TEXTE À LIRE:
»»
En vertu de ces ententes de partage des coûts, certains critères devaient être respectés : tous les Canadiens devaient avoir accès gratuitement à tous les services; les gens demeuraient couverts même lorsqu'ils se rendaient dans une autre province; le régime devait être financé par l'État. Enfin, en adoptant la Loi canadienne sur la santé en 1984, le gouvernement fédéral a proscrit la surfacturation et le ticket modérateur.

Selon Mme Maioni, bien qu'ils se ressemblent à bien des égards, le Canada et les États-Unis ont divergé sur la question de l'assurance-maladie du fait qu'ils n'ont pas le même système politique. En effet, le multipartisme parlementaire laisse plus de place à la gauche pour exprimer sa dissidence. En revanche, le bipartisme oblige les politiciens américains à faire davantage de compromis afin d'éviter l'éclatement des grandes coalitions républicaines et démocrates.

Les médecins et les compagnies d'assurance ont eu beau jeu pour faire pression sur les élus afin de faire obstacle à l'universalité des soins. Ainsi, 44 millions d'Américains n'ont pas d'assurance-maladie. Il n'en demeure pas moins que les dépenses en matière de santé représentent 14 % du produit intérieur brut des États-Unis, comparativement à 9 % au Canada.

« La prolifération des soins gérés a élargi le fossé qui sépare les deux systèmes de santé » , a ajouté Mme Maioni. L'essor des HMO à but lucratif a fait ressortir les inquiétudes du public américain concernant l'accès à des services de qualité. Au Canada, ce sont les compressions budgétaires et leurs conséquences (la désassurance de certains services et les listes d'attente) qui suscitent de l'appréhension.

La tournure des événements a amené la population et les politiciens des deux pays à réfléchir à l'avenir du régime d'assurance-maladie. Pour les candidats à l'investiture du Parti démocrate en vue de l'élection présidentielle de 2000, la question est incontournable : le vice-président, Al Gore, ainsi que l'ex-sénateur Bill Bradley, ont promis que tous les enfants du pays auront accès à des soins à prix abordable.
««
MISE EN PRATIQUE:
1. D'après le texte sur l'assurance-maladie, combien d'Américains n'ont pas d'assurance-maladie ?
2. Modifiez le passage du texte sur l'assurance-maladie qui s'ouvre sur les mots contenant « Selon Mme Maioni, bien » et se termine par « républicaines et démocrates. » : remplacez « politiciens américains » par « élus américains ».

DONNÉES FOURNIES:
»»
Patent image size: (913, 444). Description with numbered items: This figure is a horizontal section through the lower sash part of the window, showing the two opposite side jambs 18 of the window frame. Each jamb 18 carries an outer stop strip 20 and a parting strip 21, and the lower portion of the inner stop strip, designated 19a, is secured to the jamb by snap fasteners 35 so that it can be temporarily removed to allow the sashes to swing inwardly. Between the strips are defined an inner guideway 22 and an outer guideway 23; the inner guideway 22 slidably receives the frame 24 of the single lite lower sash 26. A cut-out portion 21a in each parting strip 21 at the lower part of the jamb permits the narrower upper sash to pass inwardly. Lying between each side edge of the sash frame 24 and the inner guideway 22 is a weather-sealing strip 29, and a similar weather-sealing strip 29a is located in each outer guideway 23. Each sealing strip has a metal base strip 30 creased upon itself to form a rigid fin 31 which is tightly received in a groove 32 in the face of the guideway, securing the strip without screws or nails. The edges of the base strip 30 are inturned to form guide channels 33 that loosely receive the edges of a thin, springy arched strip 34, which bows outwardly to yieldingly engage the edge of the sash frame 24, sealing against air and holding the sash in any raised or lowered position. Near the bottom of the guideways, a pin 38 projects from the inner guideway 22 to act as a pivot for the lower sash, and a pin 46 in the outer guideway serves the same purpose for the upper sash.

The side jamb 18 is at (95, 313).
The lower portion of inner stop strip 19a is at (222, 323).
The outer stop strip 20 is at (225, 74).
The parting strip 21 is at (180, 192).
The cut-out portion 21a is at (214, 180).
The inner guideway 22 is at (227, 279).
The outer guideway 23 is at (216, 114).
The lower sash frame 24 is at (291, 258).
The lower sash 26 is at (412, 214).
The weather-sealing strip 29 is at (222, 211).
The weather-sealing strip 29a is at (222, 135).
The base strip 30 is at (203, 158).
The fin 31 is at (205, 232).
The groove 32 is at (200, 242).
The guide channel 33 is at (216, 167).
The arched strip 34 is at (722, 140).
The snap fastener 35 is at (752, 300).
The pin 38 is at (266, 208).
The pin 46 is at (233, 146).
««
RÉPONSES PAR CONSIGNE:
1. 44 millions d'Américains.

2.
Selon Mme Maioni, bien qu'ils se ressemblent à bien des égards, le Canada et les États-Unis ont divergé sur la question de l'assurance-maladie du fait qu'ils n'ont pas le même système politique. En effet, le multipartisme parlementaire laisse plus de place à la gauche pour exprimer sa dissidence. En revanche, le bipartisme oblige les élus américains à faire davantage de compromis afin d'éviter l'éclatement des grandes coalitions républicaines et démocrates.